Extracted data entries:
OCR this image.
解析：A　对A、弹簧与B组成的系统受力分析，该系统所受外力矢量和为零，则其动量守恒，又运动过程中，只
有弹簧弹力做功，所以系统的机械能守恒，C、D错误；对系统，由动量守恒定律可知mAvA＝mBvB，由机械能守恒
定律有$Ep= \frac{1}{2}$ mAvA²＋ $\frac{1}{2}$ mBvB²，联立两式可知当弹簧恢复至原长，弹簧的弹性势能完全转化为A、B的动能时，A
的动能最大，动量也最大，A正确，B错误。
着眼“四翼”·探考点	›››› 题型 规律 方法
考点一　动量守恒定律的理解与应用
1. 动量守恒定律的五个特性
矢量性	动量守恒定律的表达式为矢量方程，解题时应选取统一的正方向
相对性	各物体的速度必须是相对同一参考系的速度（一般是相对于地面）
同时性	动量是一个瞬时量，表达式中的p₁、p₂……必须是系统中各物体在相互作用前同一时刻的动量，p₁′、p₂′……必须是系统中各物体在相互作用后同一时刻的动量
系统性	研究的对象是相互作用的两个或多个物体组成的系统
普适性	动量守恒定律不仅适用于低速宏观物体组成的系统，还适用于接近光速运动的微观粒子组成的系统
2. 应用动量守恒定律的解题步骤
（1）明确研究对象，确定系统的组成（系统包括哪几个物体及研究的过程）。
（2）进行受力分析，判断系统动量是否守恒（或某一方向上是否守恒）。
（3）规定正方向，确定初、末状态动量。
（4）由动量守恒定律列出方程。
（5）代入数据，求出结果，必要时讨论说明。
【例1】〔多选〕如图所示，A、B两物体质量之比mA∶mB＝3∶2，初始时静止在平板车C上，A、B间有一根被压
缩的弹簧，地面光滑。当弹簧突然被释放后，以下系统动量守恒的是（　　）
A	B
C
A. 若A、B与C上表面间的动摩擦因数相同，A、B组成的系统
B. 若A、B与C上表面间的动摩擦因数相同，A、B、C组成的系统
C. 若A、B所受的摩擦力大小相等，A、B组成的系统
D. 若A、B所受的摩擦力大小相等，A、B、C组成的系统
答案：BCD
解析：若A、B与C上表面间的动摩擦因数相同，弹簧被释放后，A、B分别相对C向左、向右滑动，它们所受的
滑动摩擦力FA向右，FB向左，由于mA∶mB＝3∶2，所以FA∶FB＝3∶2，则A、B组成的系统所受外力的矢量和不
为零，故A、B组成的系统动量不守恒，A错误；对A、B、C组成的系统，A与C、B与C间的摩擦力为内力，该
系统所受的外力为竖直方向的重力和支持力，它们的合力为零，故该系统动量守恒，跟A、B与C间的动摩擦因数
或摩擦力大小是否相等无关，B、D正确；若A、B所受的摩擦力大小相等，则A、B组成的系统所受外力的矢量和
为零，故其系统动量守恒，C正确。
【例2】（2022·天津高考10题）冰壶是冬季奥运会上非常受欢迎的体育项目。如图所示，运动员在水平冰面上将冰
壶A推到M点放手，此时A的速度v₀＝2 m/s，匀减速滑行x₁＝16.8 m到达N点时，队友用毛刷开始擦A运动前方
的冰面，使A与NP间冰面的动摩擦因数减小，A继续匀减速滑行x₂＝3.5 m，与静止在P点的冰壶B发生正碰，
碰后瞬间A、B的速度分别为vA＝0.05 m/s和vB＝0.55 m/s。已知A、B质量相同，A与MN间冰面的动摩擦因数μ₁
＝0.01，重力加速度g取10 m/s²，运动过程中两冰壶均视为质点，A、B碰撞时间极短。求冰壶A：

TASK INSTRUCTIONS:
Write down all the entries again without a single difference.

SOLUTION TO THE EXERCISE:
OCR this image.
解析：A　对A、弹簧与B组成的系统受力分析，该系统所受外力矢量和为零，则其动量守恒，又运动过程中，只
有弹簧弹力做功，所以系统的机械能守恒，C、D错误；对系统，由动量守恒定律可知mAvA＝mBvB，由机械能守恒
定律有$Ep= \frac{1}{2}$ mAvA²＋ $\frac{1}{2}$ mBvB²，联立两式可知当弹簧恢复至原长，弹簧的弹性势能完全转化为A、B的动能时，A
的动能最大，动量也最大，A正确，B错误。
着眼“四翼”·探考点	›››› 题型 规律 方法
考点一　动量守恒定律的理解与应用
1. 动量守恒定律的五个特性
矢量性	动量守恒定律的表达式为矢量方程，解题时应选取统一的正方向
相对性	各物体的速度必须是相对同一参考系的速度（一般是相对于地面）
同时性	动量是一个瞬时量，表达式中的p₁、p₂……必须是系统中各物体在相互作用前同一时刻的动量，p₁′、p₂′……必须是系统中各物体在相互作用后同一时刻的动量
系统性	研究的对象是相互作用的两个或多个物体组成的系统
普适性	动量守恒定律不仅适用于低速宏观物体组成的系统，还适用于接近光速运动的微观粒子组成的系统
2. 应用动量守恒定律的解题步骤
（1）明确研究对象，确定系统的组成（系统包括哪几个物体及研究的过程）。
（2）进行受力分析，判断系统动量是否守恒（或某一方向上是否守恒）。
（3）规定正方向，确定初、末状态动量。
（4）由动量守恒定律列出方程。
（5）代入数据，求出结果，必要时讨论说明。
【例1】〔多选〕如图所示，A、B两物体质量之比mA∶mB＝3∶2，初始时静止在平板车C上，A、B间有一根被压
缩的弹簧，地面光滑。当弹簧突然被释放后，以下系统动量守恒的是（　　）
A	B
C
A. 若A、B与C上表面间的动摩擦因数相同，A、B组成的系统
B. 若A、B与C上表面间的动摩擦因数相同，A、B、C组成的系统
C. 若A、B所受的摩擦力大小相等，A、B组成的系统
D. 若A、B所受的摩擦力大小相等，A、B、C组成的系统
答案：BCD
解析：若A、B与C上表面间的动摩擦因数相同，弹簧被释放后，A、B分别相对C向左、向右滑动，它们所受的
滑动摩擦力FA向右，FB向左，由于mA∶mB＝3∶2，所以FA∶FB＝3∶2，则A、B组成的系统所受外力的矢量和不
为零，故A、B组成的系统动量不守恒，A错误；对A、B、C组成的系统，A与C、B与C间的摩擦力为内力，该
系统所受的外力为竖直方向的重力和支持力，它们的合力为零，故该系统动量守恒，跟A、B与C间的动摩擦因数
或摩擦力大小是否相等无关，B、D正确；若A、B所受的摩擦力大小相等，则A、B组成的系统所受外力的矢量和
为零，故其系统动量守恒，C正确。
【例2】（2022·天津高考10题）冰壶是冬季奥运会上非常受欢迎的体育项目。如图所示，运动员在水平冰面上将冰
壶A推到M点放手，此时A的速度v₀＝2 m/s，匀减速滑行x₁＝16.8 m到达N点时，队友用毛刷开始擦A运动前方
的冰面，使A与NP间冰面的动摩擦因数减小，A继续匀减速滑行x₂＝3.5 m，与静止在P点的冰壶B发生正碰，
碰后瞬间A、B的速度分别为vA＝0.05 m/s和vB＝0.55 m/s。已知A、B质量相同，A与MN间冰面的动摩擦因数μ₁
＝0.01，重力加速度g取10 m/s²，运动过程中两冰壶均视为质点，A、B碰撞时间极短。求冰壶A：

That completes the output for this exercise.